> DATASET EXCERPTS

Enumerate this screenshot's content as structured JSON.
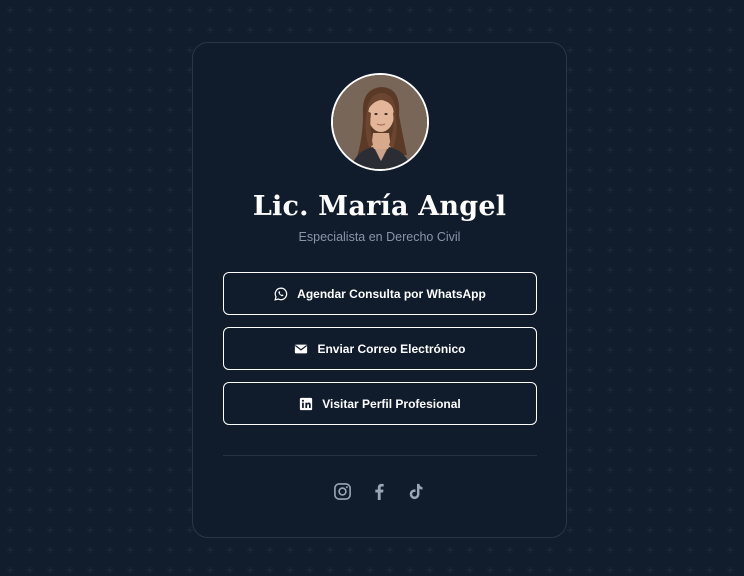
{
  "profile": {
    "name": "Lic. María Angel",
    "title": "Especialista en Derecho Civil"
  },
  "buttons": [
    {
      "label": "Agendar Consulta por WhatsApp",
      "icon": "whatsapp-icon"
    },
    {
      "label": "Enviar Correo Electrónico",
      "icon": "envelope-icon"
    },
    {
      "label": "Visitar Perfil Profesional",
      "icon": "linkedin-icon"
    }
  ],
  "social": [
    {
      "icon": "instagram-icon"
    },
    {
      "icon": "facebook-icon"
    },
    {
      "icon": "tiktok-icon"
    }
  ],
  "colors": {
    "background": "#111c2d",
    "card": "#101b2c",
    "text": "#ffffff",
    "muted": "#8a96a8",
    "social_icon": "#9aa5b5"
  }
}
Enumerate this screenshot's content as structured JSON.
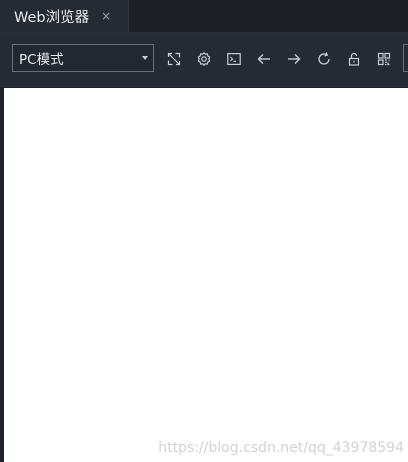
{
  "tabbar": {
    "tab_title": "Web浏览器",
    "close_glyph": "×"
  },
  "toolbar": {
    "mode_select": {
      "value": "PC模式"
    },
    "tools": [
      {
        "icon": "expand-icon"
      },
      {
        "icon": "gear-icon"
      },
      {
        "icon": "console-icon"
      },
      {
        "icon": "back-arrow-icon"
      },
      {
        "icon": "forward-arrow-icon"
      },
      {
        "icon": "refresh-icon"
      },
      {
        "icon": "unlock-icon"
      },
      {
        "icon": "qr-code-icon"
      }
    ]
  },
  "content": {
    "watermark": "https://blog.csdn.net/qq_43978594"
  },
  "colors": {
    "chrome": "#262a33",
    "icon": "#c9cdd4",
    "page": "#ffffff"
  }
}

> YOUR GOAL
The records above must be transcribed exactly. Pictures are left out of the copy.

> EXERCISE RESPONSE
Enumerate this screenshot's content as structured JSON.
{
  "profile": {
    "name": "Lic. María Angel",
    "title": "Especialista en Derecho Civil"
  },
  "buttons": [
    {
      "label": "Agendar Consulta por WhatsApp",
      "icon": "whatsapp-icon"
    },
    {
      "label": "Enviar Correo Electrónico",
      "icon": "envelope-icon"
    },
    {
      "label": "Visitar Perfil Profesional",
      "icon": "linkedin-icon"
    }
  ],
  "social": [
    {
      "icon": "instagram-icon"
    },
    {
      "icon": "facebook-icon"
    },
    {
      "icon": "tiktok-icon"
    }
  ],
  "colors": {
    "background": "#111c2d",
    "card": "#101b2c",
    "text": "#ffffff",
    "muted": "#8a96a8",
    "social_icon": "#9aa5b5"
  }
}
Enumerate this screenshot's content as structured JSON.
{
  "tabbar": {
    "tab_title": "Web浏览器",
    "close_glyph": "×"
  },
  "toolbar": {
    "mode_select": {
      "value": "PC模式"
    },
    "tools": [
      {
        "icon": "expand-icon"
      },
      {
        "icon": "gear-icon"
      },
      {
        "icon": "console-icon"
      },
      {
        "icon": "back-arrow-icon"
      },
      {
        "icon": "forward-arrow-icon"
      },
      {
        "icon": "refresh-icon"
      },
      {
        "icon": "unlock-icon"
      },
      {
        "icon": "qr-code-icon"
      }
    ]
  },
  "content": {
    "watermark": "https://blog.csdn.net/qq_43978594"
  },
  "colors": {
    "chrome": "#262a33",
    "icon": "#c9cdd4",
    "page": "#ffffff"
  }
}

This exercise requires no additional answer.